┌─ Supplied material

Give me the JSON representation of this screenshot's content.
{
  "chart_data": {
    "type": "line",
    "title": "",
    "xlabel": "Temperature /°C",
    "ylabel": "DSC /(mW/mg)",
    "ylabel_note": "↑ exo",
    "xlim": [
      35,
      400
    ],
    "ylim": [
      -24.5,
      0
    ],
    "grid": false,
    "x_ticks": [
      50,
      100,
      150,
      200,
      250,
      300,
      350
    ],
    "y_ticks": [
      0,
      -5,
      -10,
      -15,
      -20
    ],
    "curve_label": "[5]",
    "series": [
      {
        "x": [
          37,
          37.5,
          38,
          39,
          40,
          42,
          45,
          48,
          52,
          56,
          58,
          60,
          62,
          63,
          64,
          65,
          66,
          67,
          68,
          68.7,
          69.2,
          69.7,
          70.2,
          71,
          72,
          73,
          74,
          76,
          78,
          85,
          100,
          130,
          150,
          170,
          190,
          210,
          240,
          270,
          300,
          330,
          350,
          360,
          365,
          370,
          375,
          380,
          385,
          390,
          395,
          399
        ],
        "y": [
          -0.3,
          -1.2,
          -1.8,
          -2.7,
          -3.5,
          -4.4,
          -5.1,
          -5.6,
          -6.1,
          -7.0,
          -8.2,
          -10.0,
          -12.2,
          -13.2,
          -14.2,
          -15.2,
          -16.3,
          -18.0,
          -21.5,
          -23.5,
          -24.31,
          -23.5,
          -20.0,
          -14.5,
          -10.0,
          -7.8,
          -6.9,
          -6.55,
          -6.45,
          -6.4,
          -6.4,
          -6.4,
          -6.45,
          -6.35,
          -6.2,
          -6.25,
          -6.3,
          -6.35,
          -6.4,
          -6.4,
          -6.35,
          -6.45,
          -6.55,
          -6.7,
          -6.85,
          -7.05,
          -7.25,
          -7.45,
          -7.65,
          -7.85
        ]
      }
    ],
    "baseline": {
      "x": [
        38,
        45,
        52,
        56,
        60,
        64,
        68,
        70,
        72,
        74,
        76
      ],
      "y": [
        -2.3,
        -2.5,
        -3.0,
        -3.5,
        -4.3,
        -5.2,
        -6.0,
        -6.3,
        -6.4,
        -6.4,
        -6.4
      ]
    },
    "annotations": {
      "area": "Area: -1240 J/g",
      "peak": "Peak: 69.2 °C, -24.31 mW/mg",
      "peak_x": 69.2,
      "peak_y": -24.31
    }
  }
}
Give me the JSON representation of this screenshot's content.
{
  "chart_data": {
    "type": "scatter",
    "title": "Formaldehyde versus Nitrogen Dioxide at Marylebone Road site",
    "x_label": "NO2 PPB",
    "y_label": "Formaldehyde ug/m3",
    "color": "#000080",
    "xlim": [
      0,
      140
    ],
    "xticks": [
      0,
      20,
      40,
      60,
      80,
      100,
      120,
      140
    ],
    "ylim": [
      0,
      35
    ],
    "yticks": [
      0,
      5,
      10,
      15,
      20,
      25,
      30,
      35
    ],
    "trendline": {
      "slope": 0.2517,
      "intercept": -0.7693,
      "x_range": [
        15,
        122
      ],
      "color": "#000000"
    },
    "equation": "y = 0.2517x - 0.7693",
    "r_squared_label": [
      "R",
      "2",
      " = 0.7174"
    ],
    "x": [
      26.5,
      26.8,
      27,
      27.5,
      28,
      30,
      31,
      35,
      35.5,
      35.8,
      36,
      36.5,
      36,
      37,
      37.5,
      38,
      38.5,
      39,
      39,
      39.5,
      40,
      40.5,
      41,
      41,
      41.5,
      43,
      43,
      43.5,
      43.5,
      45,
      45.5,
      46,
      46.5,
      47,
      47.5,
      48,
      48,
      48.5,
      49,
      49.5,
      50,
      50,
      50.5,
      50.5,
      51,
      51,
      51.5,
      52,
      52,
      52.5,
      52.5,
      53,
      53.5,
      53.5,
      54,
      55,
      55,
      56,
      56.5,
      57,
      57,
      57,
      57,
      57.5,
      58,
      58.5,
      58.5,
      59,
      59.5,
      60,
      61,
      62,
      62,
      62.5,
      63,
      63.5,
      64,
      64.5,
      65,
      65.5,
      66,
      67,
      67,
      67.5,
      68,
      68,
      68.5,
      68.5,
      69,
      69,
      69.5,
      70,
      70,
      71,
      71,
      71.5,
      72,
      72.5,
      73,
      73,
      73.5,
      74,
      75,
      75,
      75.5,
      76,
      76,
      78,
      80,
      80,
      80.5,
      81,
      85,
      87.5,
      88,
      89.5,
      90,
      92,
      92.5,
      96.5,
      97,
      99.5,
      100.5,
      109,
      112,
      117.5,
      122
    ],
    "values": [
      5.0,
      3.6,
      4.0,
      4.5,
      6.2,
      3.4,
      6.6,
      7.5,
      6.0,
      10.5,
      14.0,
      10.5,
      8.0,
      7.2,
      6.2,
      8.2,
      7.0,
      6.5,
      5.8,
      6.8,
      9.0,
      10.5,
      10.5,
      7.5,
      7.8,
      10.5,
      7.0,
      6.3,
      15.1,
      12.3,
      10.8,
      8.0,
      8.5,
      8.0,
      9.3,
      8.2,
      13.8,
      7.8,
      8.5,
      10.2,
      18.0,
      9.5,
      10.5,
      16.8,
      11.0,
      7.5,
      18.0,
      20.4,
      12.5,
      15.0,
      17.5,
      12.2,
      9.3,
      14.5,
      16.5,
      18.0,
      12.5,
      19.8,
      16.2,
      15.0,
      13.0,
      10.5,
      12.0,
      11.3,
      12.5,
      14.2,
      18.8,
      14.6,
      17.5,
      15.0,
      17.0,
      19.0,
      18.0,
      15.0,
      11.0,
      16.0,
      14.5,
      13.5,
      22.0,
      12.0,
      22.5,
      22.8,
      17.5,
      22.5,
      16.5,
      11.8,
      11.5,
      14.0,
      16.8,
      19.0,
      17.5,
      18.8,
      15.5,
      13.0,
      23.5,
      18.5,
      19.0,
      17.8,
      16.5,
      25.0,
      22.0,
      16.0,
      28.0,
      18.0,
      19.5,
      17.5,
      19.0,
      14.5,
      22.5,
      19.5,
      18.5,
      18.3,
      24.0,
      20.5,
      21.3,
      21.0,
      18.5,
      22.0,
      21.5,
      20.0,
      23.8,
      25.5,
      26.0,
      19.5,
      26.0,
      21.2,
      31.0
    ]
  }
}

└─

Given problem: Go back to the listing above and please repeat it exactly.

The output:
Give me the JSON representation of this screenshot's content.
{
  "chart_data": {
    "type": "line",
    "title": "",
    "xlabel": "Temperature /°C",
    "ylabel": "DSC /(mW/mg)",
    "ylabel_note": "↑ exo",
    "xlim": [
      35,
      400
    ],
    "ylim": [
      -24.5,
      0
    ],
    "grid": false,
    "x_ticks": [
      50,
      100,
      150,
      200,
      250,
      300,
      350
    ],
    "y_ticks": [
      0,
      -5,
      -10,
      -15,
      -20
    ],
    "curve_label": "[5]",
    "series": [
      {
        "x": [
          37,
          37.5,
          38,
          39,
          40,
          42,
          45,
          48,
          52,
          56,
          58,
          60,
          62,
          63,
          64,
          65,
          66,
          67,
          68,
          68.7,
          69.2,
          69.7,
          70.2,
          71,
          72,
          73,
          74,
          76,
          78,
          85,
          100,
          130,
          150,
          170,
          190,
          210,
          240,
          270,
          300,
          330,
          350,
          360,
          365,
          370,
          375,
          380,
          385,
          390,
          395,
          399
        ],
        "y": [
          -0.3,
          -1.2,
          -1.8,
          -2.7,
          -3.5,
          -4.4,
          -5.1,
          -5.6,
          -6.1,
          -7.0,
          -8.2,
          -10.0,
          -12.2,
          -13.2,
          -14.2,
          -15.2,
          -16.3,
          -18.0,
          -21.5,
          -23.5,
          -24.31,
          -23.5,
          -20.0,
          -14.5,
          -10.0,
          -7.8,
          -6.9,
          -6.55,
          -6.45,
          -6.4,
          -6.4,
          -6.4,
          -6.45,
          -6.35,
          -6.2,
          -6.25,
          -6.3,
          -6.35,
          -6.4,
          -6.4,
          -6.35,
          -6.45,
          -6.55,
          -6.7,
          -6.85,
          -7.05,
          -7.25,
          -7.45,
          -7.65,
          -7.85
        ]
      }
    ],
    "baseline": {
      "x": [
        38,
        45,
        52,
        56,
        60,
        64,
        68,
        70,
        72,
        74,
        76
      ],
      "y": [
        -2.3,
        -2.5,
        -3.0,
        -3.5,
        -4.3,
        -5.2,
        -6.0,
        -6.3,
        -6.4,
        -6.4,
        -6.4
      ]
    },
    "annotations": {
      "area": "Area: -1240 J/g",
      "peak": "Peak: 69.2 °C, -24.31 mW/mg",
      "peak_x": 69.2,
      "peak_y": -24.31
    }
  }
}
Give me the JSON representation of this screenshot's content.
{
  "chart_data": {
    "type": "scatter",
    "title": "Formaldehyde versus Nitrogen Dioxide at Marylebone Road site",
    "x_label": "NO2 PPB",
    "y_label": "Formaldehyde ug/m3",
    "color": "#000080",
    "xlim": [
      0,
      140
    ],
    "xticks": [
      0,
      20,
      40,
      60,
      80,
      100,
      120,
      140
    ],
    "ylim": [
      0,
      35
    ],
    "yticks": [
      0,
      5,
      10,
      15,
      20,
      25,
      30,
      35
    ],
    "trendline": {
      "slope": 0.2517,
      "intercept": -0.7693,
      "x_range": [
        15,
        122
      ],
      "color": "#000000"
    },
    "equation": "y = 0.2517x - 0.7693",
    "r_squared_label": [
      "R",
      "2",
      " = 0.7174"
    ],
    "x": [
      26.5,
      26.8,
      27,
      27.5,
      28,
      30,
      31,
      35,
      35.5,
      35.8,
      36,
      36.5,
      36,
      37,
      37.5,
      38,
      38.5,
      39,
      39,
      39.5,
      40,
      40.5,
      41,
      41,
      41.5,
      43,
      43,
      43.5,
      43.5,
      45,
      45.5,
      46,
      46.5,
      47,
      47.5,
      48,
      48,
      48.5,
      49,
      49.5,
      50,
      50,
      50.5,
      50.5,
      51,
      51,
      51.5,
      52,
      52,
      52.5,
      52.5,
      53,
      53.5,
      53.5,
      54,
      55,
      55,
      56,
      56.5,
      57,
      57,
      57,
      57,
      57.5,
      58,
      58.5,
      58.5,
      59,
      59.5,
      60,
      61,
      62,
      62,
      62.5,
      63,
      63.5,
      64,
      64.5,
      65,
      65.5,
      66,
      67,
      67,
      67.5,
      68,
      68,
      68.5,
      68.5,
      69,
      69,
      69.5,
      70,
      70,
      71,
      71,
      71.5,
      72,
      72.5,
      73,
      73,
      73.5,
      74,
      75,
      75,
      75.5,
      76,
      76,
      78,
      80,
      80,
      80.5,
      81,
      85,
      87.5,
      88,
      89.5,
      90,
      92,
      92.5,
      96.5,
      97,
      99.5,
      100.5,
      109,
      112,
      117.5,
      122
    ],
    "values": [
      5.0,
      3.6,
      4.0,
      4.5,
      6.2,
      3.4,
      6.6,
      7.5,
      6.0,
      10.5,
      14.0,
      10.5,
      8.0,
      7.2,
      6.2,
      8.2,
      7.0,
      6.5,
      5.8,
      6.8,
      9.0,
      10.5,
      10.5,
      7.5,
      7.8,
      10.5,
      7.0,
      6.3,
      15.1,
      12.3,
      10.8,
      8.0,
      8.5,
      8.0,
      9.3,
      8.2,
      13.8,
      7.8,
      8.5,
      10.2,
      18.0,
      9.5,
      10.5,
      16.8,
      11.0,
      7.5,
      18.0,
      20.4,
      12.5,
      15.0,
      17.5,
      12.2,
      9.3,
      14.5,
      16.5,
      18.0,
      12.5,
      19.8,
      16.2,
      15.0,
      13.0,
      10.5,
      12.0,
      11.3,
      12.5,
      14.2,
      18.8,
      14.6,
      17.5,
      15.0,
      17.0,
      19.0,
      18.0,
      15.0,
      11.0,
      16.0,
      14.5,
      13.5,
      22.0,
      12.0,
      22.5,
      22.8,
      17.5,
      22.5,
      16.5,
      11.8,
      11.5,
      14.0,
      16.8,
      19.0,
      17.5,
      18.8,
      15.5,
      13.0,
      23.5,
      18.5,
      19.0,
      17.8,
      16.5,
      25.0,
      22.0,
      16.0,
      28.0,
      18.0,
      19.5,
      17.5,
      19.0,
      14.5,
      22.5,
      19.5,
      18.5,
      18.3,
      24.0,
      20.5,
      21.3,
      21.0,
      18.5,
      22.0,
      21.5,
      20.0,
      23.8,
      25.5,
      26.0,
      19.5,
      26.0,
      21.2,
      31.0
    ]
  }
}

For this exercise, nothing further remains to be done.